Work out the number of lines in the listing that include the string "foto". Reply with that number alone.

Stored data entries
++++++++++

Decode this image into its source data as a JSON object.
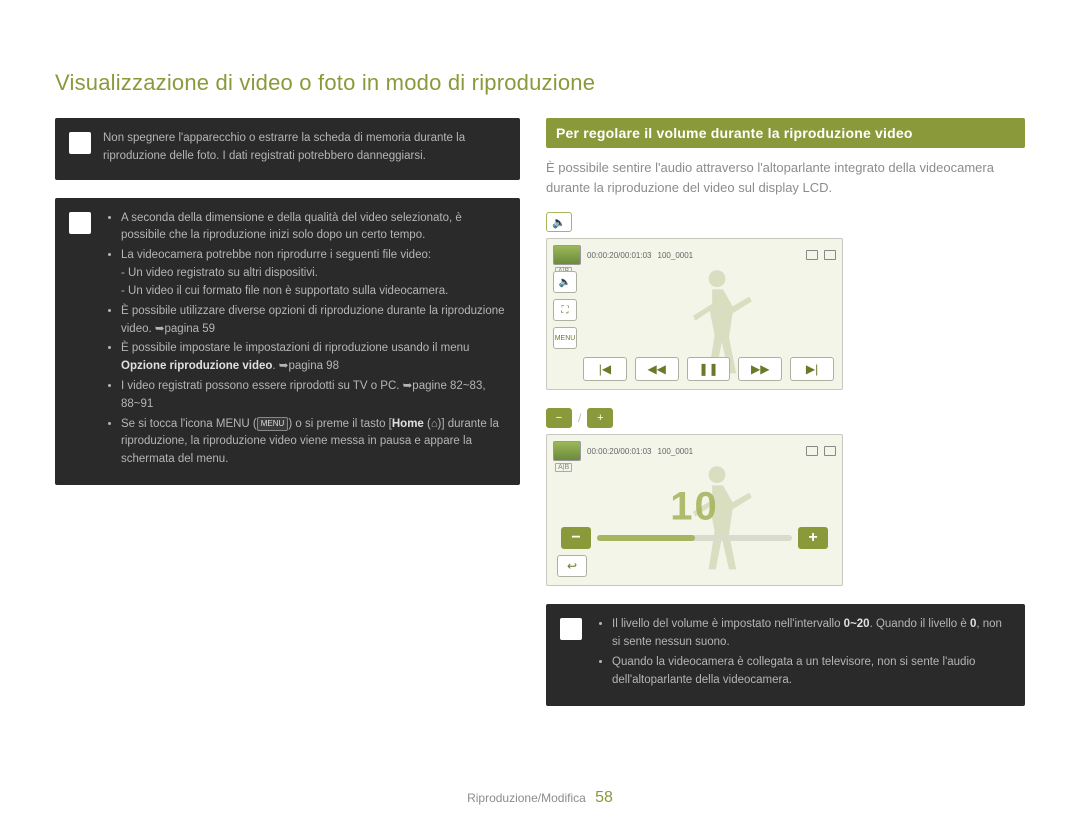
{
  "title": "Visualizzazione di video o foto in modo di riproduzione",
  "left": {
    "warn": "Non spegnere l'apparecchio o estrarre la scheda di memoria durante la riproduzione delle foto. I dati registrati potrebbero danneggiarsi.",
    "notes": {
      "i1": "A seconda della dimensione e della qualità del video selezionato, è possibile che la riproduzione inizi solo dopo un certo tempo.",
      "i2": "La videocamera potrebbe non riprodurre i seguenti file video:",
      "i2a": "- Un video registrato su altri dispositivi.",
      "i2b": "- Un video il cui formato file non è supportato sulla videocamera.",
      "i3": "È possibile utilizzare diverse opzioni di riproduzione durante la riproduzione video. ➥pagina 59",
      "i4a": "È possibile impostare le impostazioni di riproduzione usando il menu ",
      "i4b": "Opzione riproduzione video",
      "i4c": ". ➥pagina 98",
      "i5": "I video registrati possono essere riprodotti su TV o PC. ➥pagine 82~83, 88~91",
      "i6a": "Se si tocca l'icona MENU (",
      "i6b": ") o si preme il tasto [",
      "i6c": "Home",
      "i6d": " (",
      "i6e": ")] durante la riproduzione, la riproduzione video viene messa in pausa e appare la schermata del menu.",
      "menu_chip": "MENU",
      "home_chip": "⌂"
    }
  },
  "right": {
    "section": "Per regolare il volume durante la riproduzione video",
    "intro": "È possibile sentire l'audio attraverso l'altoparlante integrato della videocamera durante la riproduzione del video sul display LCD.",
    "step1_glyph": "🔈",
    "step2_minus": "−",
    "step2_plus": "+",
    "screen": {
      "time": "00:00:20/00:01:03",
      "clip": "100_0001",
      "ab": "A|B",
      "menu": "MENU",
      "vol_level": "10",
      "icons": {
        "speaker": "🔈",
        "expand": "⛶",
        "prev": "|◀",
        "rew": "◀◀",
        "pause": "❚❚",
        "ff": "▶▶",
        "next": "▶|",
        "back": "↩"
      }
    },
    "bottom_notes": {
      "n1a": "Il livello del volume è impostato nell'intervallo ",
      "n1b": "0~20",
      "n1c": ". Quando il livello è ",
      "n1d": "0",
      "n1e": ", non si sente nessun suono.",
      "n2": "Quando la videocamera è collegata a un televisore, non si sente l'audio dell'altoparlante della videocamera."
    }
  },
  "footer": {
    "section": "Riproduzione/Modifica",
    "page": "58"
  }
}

++++++++++

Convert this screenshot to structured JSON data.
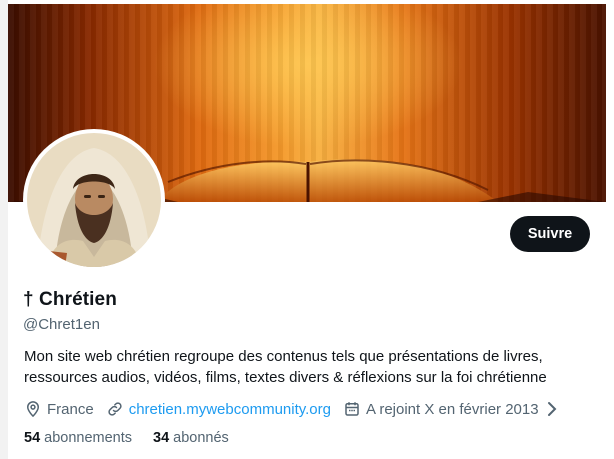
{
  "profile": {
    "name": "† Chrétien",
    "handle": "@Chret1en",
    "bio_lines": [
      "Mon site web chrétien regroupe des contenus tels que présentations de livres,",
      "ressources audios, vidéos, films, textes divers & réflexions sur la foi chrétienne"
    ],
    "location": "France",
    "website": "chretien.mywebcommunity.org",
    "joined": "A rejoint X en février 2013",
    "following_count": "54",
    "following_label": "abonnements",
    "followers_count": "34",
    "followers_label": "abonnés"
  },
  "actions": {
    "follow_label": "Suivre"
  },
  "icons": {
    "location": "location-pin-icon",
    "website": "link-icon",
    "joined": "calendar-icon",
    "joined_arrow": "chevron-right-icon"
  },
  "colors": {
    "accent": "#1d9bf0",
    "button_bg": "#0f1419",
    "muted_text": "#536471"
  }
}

++++++++++

# [Correct result]
2